> [Document segment]:
The jetty is located within Picnic Bay. It extends into the Bay from the Esplanade where Yule Street meets the beach.

The jetty was initially 800 ft long; however, the 1977 extensions increased the length by about twenty feet.

160 square concrete piers, installed by a cantilever pile driver, are evenly spaced along the length of the jetty. Round piers encased in concrete were used in the construction of the assembly area at the end of the jetty.

The jetty structure is made up of round timber beams topped with wide timber decking. A raised walkway, which runs along one side of the jetty, has timber handrails along both sides. The remainder of the jetty is used as a driveway for luggage and emergency vehicles meeting the ferry. There is no safety rail along the outer side of the jetty.

The walkway is lit with six evenly spaced fluorescent lights. Lighting is also located in the shelter sheds at the end of the jetty.

The sheltered area at the end of the jetty is made up of three structures. One shed, which appears to be older, is a southeast facing skillion structure of corrugated iron. The north west wall is enclosed to provide shelter from the weather. A second shed is centrally located at the end of the Jjetty. This square structure has a hipped roofline of aluminum. The covered area is split into four by central walls which have been painted with murals by children from Magnetic Island State School. Seats are located along each of these walls. A third sheltered area, which may have been part of an earlier shelter, is attached to the central structure. This area is the walkway to the main access stairway to the ferry.

== Heritage listing ==
Picnic Bay Jetty was listed on the Queensland Heritage Register on 5 April 2004 having satisfied the following criteria.

The place is important in demonstrating the evolution or pattern of Queensland's history.

Picnic Bay Jetty, constructed by October 1959, is at least the third jetty constructed on this site. Leased by the Hayles Company in 1960 this jetty, and earlier jetties, has been linked with the Hayles family company on Magnetic Island since 1898.

The place has a strong or special association with a particular community or cultural group for social, cultural or spiritual reasons.

The community values the Picnic Bay Jetty both for its contribution to the economic development of Magnetic Island as a significant tourist destination and for the jetty's role in the commercial, family and recreational life of the Island community. The importance of the jetty to the island community was recently demonstrated through the proposal to set up a management committee to assume responsibility for the structure once it becomes obsolete to requirements.

The place has a special association with the life or work of a particular person, group or organisation of importance in Queensland's history.

The present jetty is evidence of the significant contribution made by the Hayles Company, through the company's development of Magnetic Island as a major tourist location, to the Queensland tourism industry.

> [Actions to take]:
1. Reproduce the Picnic Bay Jetty text from "The place is" to "or spiritual reasons.".
2. In one to three sentences, state the reasons the Picnic Bay Jetty text gives for why the community values the jetty.

> [Material supplied]:
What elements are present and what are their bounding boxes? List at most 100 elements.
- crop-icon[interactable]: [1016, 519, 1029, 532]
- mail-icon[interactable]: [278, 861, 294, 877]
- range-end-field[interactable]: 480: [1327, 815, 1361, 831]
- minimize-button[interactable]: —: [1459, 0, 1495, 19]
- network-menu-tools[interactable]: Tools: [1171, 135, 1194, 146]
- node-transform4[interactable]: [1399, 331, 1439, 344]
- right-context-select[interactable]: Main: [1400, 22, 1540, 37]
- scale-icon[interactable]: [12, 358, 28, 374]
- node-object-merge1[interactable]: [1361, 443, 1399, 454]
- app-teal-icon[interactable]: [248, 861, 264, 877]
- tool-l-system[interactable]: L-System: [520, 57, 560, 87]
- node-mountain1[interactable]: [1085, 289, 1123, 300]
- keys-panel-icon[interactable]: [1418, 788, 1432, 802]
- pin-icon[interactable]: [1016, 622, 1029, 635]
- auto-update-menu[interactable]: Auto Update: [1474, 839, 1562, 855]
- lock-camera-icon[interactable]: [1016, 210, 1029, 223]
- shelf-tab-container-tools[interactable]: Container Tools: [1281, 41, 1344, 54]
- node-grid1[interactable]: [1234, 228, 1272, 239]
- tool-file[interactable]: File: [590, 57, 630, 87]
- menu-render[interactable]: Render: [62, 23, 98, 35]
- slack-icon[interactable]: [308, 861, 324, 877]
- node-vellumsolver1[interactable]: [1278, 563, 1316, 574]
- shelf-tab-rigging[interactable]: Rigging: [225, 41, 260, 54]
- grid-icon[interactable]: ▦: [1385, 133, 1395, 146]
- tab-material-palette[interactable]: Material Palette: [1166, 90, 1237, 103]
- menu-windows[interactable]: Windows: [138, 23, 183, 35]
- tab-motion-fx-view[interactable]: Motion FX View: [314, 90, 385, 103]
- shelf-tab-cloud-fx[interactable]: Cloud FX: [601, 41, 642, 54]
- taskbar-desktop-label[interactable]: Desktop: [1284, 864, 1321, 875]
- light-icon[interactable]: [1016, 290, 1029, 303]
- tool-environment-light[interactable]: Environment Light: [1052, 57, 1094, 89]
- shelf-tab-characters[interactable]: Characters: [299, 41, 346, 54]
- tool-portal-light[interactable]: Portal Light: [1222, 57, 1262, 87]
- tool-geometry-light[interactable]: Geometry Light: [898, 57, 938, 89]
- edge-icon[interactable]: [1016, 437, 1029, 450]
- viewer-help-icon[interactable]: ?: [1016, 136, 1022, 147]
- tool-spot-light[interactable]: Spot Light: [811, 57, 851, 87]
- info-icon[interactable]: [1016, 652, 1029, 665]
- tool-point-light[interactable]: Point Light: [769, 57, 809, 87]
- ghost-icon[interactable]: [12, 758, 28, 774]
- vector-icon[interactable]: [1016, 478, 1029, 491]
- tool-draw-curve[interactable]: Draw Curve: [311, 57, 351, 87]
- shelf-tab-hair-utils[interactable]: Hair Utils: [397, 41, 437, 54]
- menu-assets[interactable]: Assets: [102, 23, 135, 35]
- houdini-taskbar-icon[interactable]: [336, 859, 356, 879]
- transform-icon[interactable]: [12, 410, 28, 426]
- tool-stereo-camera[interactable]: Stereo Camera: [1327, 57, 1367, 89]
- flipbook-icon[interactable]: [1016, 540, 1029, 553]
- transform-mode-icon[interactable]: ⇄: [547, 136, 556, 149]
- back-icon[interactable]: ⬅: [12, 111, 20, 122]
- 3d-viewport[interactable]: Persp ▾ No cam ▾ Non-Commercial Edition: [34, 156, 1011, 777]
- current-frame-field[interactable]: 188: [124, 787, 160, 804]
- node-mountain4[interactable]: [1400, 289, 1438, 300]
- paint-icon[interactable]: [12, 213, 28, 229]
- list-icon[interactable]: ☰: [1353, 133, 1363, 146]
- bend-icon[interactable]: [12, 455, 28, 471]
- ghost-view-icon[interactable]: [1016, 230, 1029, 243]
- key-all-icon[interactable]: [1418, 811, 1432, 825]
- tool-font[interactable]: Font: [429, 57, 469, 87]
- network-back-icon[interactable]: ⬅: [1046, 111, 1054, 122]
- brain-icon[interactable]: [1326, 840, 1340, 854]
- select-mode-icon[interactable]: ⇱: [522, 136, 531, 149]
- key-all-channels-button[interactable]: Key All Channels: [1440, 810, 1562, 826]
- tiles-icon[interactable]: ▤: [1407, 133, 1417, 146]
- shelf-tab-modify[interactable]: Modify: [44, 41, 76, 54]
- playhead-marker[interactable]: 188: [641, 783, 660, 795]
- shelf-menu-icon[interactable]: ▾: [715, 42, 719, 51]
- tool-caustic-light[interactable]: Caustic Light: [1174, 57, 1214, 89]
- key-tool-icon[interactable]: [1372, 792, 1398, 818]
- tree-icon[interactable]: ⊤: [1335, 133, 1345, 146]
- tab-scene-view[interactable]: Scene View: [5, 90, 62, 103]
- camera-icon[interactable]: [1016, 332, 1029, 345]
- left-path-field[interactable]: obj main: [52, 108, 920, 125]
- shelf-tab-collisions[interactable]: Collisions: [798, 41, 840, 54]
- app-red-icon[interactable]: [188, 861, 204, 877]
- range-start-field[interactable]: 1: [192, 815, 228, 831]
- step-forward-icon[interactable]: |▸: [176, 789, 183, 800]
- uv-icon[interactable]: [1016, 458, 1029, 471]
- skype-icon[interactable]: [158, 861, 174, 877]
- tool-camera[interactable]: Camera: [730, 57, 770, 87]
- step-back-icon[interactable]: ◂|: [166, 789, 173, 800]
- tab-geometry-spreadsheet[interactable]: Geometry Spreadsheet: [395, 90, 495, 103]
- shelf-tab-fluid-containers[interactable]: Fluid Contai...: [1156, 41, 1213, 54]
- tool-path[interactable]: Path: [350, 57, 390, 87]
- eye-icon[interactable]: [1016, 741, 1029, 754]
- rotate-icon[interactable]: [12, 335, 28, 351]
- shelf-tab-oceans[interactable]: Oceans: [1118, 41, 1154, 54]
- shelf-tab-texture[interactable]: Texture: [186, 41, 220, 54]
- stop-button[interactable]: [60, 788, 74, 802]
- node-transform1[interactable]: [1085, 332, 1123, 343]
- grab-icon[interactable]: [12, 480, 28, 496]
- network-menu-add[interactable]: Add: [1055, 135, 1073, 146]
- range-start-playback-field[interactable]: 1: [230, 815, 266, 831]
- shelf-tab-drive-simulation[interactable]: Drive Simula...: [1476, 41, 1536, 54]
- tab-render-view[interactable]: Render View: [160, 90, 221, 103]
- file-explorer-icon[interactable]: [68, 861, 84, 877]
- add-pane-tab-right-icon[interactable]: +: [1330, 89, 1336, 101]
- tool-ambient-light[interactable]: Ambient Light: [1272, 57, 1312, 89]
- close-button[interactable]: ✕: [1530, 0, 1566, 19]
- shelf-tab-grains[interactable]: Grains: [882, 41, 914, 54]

> [Solution set]:
1.
The place is important in demonstrating the evolution or pattern of Queensland's history.

Picnic Bay Jetty, constructed by October 1959, is at least the third jetty constructed on this site. Leased by the Hayles Company in 1960 this jetty, and earlier jetties, has been linked with the Hayles family company on Magnetic Island since 1898.

The place has a strong or special association with a particular community or cultural group for social, cultural or spiritual reasons.

2. The community values the jetty for its contribution to the economic development of Magnetic Island as a significant tourist destination. It also values the jetty's role in the commercial, family and recreational life of the Island community.